*WHAT YOU WILL DO*. From the line with "Extract the structured" down to the final line of the material below, quote every line exactly and leave out all lines before it.

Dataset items

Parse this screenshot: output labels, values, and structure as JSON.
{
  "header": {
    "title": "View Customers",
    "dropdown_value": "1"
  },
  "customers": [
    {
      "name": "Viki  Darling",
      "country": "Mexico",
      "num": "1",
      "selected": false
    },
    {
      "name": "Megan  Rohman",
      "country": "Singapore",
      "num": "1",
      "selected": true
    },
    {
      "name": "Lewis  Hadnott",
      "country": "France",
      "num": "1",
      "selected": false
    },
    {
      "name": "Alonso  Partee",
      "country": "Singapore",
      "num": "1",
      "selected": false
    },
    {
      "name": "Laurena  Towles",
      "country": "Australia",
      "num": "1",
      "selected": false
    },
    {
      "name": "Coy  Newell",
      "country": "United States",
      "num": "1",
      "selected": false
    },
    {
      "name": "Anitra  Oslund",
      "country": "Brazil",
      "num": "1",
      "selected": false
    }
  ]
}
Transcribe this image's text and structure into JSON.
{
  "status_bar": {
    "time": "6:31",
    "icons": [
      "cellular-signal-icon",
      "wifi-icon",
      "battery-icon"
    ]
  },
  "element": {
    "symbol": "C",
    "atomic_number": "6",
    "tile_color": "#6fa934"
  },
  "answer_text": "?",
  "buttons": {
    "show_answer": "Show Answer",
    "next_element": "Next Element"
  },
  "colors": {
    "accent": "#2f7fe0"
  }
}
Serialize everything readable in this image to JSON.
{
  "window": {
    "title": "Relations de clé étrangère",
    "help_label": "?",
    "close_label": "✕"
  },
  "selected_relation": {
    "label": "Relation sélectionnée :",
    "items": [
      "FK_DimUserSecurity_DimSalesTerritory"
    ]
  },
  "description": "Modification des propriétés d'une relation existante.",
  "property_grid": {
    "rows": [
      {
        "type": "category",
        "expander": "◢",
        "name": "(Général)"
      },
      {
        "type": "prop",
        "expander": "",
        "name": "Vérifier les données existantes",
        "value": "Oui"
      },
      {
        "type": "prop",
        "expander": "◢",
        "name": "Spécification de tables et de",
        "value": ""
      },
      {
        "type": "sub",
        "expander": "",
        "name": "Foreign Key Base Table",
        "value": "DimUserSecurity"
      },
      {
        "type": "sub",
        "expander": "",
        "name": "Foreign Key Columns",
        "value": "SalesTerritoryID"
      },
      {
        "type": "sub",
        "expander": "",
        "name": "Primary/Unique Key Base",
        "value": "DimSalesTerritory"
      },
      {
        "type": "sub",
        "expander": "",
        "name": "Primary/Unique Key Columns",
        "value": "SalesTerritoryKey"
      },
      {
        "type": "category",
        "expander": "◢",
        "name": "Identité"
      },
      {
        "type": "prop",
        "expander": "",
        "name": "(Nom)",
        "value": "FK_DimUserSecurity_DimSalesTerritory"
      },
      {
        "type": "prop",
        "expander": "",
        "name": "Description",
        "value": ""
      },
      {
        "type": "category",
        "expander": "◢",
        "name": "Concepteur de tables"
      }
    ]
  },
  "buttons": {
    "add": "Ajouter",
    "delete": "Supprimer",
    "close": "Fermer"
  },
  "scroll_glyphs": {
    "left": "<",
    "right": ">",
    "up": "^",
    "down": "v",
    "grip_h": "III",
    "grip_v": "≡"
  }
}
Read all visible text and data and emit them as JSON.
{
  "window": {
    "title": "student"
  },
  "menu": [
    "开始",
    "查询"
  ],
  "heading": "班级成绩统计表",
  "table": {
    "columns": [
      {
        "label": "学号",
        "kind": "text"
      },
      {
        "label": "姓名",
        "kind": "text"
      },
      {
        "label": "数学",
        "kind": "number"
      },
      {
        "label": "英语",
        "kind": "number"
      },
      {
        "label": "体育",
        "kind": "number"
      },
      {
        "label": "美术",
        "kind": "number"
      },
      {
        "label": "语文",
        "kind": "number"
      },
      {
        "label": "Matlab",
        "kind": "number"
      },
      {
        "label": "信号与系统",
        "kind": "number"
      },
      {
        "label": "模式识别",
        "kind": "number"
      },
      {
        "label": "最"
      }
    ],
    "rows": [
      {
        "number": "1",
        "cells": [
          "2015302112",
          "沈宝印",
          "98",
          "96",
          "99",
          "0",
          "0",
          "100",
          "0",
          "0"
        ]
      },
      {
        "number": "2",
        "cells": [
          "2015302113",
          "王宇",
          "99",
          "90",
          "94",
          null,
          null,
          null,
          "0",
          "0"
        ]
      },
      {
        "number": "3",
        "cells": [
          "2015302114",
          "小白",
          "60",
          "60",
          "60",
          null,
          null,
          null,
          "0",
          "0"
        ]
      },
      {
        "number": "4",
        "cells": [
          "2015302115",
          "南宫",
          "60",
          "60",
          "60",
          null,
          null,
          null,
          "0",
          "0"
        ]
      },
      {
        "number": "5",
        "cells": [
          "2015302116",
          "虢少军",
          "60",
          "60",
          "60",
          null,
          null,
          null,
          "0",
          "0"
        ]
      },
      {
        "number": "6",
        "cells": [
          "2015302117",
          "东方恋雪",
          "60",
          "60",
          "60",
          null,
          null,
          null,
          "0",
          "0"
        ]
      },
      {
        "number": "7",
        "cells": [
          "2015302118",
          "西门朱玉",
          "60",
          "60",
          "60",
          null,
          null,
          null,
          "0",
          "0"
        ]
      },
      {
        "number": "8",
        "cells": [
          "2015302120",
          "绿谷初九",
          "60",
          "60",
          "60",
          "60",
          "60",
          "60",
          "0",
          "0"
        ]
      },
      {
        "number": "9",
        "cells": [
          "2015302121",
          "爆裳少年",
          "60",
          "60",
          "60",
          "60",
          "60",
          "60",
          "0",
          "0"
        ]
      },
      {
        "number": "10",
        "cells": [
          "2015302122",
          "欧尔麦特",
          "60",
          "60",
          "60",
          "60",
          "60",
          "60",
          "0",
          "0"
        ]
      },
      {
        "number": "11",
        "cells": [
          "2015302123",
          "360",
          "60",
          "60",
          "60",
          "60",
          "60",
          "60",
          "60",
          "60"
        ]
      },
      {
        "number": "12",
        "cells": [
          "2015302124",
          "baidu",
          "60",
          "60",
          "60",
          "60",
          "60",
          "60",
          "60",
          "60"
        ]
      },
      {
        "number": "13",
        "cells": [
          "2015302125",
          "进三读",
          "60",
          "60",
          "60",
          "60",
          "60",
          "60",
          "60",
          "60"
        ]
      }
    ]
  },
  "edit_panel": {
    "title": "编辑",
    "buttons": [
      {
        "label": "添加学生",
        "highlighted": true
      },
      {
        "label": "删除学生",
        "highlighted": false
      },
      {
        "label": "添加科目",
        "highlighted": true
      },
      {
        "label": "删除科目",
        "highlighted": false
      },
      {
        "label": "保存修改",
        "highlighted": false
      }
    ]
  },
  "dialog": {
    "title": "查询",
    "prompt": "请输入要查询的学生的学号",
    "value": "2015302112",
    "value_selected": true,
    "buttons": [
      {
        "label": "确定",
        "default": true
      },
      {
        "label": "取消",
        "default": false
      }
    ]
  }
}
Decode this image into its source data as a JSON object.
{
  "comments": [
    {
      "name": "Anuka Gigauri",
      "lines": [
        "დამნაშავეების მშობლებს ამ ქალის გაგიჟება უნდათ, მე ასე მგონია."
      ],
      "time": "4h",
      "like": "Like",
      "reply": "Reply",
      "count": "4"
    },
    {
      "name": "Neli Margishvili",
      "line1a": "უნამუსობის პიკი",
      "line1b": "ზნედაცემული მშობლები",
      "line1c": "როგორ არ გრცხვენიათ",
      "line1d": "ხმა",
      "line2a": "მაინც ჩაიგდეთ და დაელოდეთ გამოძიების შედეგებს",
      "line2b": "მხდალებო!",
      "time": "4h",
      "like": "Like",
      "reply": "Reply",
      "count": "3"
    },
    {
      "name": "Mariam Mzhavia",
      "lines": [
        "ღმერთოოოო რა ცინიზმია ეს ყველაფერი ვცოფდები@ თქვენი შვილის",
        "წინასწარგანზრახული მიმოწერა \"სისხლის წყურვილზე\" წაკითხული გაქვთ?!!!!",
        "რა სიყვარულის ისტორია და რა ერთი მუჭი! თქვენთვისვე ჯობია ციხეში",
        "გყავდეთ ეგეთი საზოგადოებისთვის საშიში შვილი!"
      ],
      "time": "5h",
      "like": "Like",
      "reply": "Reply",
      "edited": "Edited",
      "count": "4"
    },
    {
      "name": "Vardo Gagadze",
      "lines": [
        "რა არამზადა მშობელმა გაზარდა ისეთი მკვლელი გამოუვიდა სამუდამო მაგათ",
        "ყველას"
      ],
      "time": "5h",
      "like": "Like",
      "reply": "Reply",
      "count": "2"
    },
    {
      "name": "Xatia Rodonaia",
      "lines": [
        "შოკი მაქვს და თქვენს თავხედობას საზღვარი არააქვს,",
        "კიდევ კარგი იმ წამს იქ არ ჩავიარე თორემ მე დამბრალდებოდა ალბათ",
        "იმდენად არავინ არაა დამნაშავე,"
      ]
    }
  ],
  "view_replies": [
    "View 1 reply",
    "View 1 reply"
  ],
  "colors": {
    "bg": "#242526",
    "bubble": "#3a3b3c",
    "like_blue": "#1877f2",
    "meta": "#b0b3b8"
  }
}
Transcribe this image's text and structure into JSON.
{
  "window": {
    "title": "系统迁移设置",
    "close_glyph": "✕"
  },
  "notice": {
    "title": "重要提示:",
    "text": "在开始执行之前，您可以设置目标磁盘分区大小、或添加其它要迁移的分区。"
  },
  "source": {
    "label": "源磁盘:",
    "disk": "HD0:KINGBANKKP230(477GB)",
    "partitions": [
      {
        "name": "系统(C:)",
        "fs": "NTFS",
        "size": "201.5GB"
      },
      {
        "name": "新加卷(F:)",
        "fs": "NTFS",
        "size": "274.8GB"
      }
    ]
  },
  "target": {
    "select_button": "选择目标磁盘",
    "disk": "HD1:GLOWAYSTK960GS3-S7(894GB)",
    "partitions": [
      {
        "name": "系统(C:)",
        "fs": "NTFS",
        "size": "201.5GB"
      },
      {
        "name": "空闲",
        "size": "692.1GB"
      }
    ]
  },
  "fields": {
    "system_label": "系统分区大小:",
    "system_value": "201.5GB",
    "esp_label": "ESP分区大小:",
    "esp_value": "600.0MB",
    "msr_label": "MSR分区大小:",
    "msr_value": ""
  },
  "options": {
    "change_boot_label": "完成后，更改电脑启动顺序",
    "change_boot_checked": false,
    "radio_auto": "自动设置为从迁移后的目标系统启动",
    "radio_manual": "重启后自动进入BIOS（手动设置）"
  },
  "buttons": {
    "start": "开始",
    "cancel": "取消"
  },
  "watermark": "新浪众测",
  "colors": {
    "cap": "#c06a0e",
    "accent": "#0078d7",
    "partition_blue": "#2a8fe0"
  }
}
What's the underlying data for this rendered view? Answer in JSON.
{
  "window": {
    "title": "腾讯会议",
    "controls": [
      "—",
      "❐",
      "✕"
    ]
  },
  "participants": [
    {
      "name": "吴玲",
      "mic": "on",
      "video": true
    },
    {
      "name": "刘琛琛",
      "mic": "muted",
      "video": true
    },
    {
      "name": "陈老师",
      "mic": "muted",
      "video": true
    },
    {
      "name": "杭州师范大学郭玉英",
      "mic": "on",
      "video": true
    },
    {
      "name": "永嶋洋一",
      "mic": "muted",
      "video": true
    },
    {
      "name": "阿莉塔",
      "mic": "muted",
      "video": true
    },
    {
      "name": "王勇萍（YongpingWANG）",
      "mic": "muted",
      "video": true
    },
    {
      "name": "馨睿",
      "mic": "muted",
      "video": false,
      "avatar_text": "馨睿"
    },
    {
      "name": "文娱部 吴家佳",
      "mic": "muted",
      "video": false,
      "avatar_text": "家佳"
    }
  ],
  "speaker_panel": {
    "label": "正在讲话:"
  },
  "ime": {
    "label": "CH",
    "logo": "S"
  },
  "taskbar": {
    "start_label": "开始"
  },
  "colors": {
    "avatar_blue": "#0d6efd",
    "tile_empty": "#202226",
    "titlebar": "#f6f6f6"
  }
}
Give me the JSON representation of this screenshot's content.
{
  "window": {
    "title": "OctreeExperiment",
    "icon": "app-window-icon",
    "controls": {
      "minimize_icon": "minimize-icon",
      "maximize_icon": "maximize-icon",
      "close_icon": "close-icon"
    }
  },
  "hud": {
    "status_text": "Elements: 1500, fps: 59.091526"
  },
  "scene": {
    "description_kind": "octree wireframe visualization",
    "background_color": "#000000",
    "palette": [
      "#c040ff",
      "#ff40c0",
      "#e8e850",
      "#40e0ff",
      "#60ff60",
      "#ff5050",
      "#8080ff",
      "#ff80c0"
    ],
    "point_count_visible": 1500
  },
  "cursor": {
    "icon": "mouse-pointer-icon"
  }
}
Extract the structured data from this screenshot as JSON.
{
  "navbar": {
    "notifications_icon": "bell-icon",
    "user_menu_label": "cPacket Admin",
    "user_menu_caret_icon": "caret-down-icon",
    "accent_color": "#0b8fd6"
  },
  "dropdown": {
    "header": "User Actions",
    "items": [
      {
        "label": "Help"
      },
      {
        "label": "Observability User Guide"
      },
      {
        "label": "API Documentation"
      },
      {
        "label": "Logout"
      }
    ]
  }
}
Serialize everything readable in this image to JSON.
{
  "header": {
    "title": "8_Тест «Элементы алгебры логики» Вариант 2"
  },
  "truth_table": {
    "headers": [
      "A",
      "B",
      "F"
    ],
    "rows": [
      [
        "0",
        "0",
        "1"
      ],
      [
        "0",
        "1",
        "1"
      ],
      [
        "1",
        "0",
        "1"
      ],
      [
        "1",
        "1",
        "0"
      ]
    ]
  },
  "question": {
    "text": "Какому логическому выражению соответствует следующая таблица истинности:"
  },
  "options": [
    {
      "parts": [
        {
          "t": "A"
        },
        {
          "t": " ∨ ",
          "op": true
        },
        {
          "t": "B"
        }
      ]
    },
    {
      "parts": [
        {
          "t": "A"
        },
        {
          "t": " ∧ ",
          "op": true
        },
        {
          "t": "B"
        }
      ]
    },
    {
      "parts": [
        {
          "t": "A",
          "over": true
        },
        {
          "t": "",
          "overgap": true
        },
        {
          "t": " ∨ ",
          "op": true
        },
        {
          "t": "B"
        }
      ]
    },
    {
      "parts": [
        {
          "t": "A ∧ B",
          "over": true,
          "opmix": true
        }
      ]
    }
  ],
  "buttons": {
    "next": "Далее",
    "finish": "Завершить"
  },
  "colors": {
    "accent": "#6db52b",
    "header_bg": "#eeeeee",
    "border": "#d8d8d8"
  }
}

*THE ANSWER*.
Extract the structured data from this screenshot as JSON.
{
  "navbar": {
    "notifications_icon": "bell-icon",
    "user_menu_label": "cPacket Admin",
    "user_menu_caret_icon": "caret-down-icon",
    "accent_color": "#0b8fd6"
  },
  "dropdown": {
    "header": "User Actions",
    "items": [
      {
        "label": "Help"
      },
      {
        "label": "Observability User Guide"
      },
      {
        "label": "API Documentation"
      },
      {
        "label": "Logout"
      }
    ]
  }
}
Serialize everything readable in this image to JSON.
{
  "header": {
    "title": "8_Тест «Элементы алгебры логики» Вариант 2"
  },
  "truth_table": {
    "headers": [
      "A",
      "B",
      "F"
    ],
    "rows": [
      [
        "0",
        "0",
        "1"
      ],
      [
        "0",
        "1",
        "1"
      ],
      [
        "1",
        "0",
        "1"
      ],
      [
        "1",
        "1",
        "0"
      ]
    ]
  },
  "question": {
    "text": "Какому логическому выражению соответствует следующая таблица истинности:"
  },
  "options": [
    {
      "parts": [
        {
          "t": "A"
        },
        {
          "t": " ∨ ",
          "op": true
        },
        {
          "t": "B"
        }
      ]
    },
    {
      "parts": [
        {
          "t": "A"
        },
        {
          "t": " ∧ ",
          "op": true
        },
        {
          "t": "B"
        }
      ]
    },
    {
      "parts": [
        {
          "t": "A",
          "over": true
        },
        {
          "t": "",
          "overgap": true
        },
        {
          "t": " ∨ ",
          "op": true
        },
        {
          "t": "B"
        }
      ]
    },
    {
      "parts": [
        {
          "t": "A ∧ B",
          "over": true,
          "opmix": true
        }
      ]
    }
  ],
  "buttons": {
    "next": "Далее",
    "finish": "Завершить"
  },
  "colors": {
    "accent": "#6db52b",
    "header_bg": "#eeeeee",
    "border": "#d8d8d8"
  }
}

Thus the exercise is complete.